→ **Problem to solve**
Copy out each line that includes the word "Endangered".

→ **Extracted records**
^^^^^^^^

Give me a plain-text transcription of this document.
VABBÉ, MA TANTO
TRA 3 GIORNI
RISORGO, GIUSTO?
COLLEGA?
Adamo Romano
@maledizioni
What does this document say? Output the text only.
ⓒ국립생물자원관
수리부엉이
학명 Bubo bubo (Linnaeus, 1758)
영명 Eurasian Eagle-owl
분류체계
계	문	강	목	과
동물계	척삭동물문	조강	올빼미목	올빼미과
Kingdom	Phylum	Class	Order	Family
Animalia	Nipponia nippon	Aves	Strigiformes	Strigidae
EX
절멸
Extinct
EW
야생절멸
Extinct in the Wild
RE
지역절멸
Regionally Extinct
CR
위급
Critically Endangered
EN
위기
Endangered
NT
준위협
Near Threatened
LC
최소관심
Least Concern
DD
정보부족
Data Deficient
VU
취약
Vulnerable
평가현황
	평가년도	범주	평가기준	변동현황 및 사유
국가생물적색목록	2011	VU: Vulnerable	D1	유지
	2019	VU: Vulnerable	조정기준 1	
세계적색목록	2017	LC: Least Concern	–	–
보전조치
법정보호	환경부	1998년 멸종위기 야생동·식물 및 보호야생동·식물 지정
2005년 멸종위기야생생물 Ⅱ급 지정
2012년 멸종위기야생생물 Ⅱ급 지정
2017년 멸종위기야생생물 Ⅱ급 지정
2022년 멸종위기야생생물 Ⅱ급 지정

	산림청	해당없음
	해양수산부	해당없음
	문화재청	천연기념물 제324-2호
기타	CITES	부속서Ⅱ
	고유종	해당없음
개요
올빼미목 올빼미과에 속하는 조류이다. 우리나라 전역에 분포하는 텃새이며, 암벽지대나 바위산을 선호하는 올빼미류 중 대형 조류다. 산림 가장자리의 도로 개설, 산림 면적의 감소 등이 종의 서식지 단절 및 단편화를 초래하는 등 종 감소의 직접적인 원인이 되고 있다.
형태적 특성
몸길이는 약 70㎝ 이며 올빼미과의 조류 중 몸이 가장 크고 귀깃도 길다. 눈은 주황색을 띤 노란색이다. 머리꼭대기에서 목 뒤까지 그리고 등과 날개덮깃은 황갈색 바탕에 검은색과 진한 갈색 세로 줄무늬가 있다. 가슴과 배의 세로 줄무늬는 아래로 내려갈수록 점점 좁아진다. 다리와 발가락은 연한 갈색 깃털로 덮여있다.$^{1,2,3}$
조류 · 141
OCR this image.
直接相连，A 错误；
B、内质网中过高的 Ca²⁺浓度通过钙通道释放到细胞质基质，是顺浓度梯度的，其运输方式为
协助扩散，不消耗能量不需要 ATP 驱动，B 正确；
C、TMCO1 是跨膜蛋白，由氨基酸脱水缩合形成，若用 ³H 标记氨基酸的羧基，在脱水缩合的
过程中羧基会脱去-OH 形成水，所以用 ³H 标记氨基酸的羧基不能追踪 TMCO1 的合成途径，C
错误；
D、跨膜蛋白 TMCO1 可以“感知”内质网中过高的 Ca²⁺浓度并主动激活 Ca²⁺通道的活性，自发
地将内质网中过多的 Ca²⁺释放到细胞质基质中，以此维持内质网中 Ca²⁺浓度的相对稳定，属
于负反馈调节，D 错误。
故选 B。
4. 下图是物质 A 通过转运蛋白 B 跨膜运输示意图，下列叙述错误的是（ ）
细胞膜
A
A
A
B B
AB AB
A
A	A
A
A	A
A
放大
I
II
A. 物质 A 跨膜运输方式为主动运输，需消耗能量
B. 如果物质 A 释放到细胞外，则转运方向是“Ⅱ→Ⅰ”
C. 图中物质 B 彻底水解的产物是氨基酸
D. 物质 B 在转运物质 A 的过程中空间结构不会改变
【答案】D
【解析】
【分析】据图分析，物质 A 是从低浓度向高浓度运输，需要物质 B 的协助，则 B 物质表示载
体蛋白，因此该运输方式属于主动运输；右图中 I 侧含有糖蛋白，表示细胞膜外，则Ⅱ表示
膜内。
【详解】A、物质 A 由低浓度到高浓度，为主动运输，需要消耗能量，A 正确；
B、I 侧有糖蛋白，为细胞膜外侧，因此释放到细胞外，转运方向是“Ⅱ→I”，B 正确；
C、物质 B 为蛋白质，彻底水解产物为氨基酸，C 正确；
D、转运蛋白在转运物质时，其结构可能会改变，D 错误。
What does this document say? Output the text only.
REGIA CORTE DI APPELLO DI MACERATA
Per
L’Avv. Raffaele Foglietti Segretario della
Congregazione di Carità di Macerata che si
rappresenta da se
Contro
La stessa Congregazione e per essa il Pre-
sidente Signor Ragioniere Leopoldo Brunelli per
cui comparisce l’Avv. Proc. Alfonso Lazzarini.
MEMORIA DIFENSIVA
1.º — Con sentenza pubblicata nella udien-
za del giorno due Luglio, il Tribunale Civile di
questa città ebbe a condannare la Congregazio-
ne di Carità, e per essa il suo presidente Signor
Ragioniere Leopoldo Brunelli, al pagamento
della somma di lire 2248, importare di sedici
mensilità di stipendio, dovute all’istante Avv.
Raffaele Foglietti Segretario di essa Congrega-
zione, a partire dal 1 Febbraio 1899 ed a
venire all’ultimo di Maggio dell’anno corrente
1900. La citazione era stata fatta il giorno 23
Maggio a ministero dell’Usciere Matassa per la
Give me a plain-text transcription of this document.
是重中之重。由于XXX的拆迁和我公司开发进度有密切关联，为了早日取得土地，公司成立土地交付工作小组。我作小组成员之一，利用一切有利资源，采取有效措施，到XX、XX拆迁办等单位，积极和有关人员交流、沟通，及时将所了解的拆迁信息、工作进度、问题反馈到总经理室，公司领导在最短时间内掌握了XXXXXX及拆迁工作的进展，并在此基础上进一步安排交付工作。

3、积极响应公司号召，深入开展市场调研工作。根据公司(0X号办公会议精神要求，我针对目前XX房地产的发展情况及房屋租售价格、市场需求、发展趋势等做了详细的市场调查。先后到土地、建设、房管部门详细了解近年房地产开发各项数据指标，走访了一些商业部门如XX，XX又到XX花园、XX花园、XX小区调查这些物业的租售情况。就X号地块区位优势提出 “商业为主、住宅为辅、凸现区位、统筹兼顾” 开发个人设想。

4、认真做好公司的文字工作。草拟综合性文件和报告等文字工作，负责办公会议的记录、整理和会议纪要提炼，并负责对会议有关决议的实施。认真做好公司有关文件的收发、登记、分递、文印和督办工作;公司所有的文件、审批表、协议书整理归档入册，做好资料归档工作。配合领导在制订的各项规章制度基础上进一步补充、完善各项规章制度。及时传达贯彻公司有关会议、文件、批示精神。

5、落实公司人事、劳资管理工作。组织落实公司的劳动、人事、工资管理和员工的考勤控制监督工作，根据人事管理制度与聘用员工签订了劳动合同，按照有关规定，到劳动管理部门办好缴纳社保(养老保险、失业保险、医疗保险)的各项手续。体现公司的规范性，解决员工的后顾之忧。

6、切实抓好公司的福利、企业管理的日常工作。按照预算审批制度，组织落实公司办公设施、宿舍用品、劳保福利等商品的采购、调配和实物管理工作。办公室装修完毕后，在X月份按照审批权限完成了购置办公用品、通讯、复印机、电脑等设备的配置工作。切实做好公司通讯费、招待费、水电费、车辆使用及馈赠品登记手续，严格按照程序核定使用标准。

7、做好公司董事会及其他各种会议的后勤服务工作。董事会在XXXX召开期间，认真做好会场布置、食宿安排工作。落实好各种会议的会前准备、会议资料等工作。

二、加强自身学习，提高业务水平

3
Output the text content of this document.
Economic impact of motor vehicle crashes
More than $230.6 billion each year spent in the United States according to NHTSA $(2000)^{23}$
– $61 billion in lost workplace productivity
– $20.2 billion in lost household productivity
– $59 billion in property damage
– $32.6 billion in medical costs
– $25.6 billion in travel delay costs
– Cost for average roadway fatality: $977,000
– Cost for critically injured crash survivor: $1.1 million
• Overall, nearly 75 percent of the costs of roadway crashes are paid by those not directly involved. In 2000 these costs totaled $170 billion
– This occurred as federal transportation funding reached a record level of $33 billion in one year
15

^^^^^^^^

→ **Full response**
Critically Endangered
Endangered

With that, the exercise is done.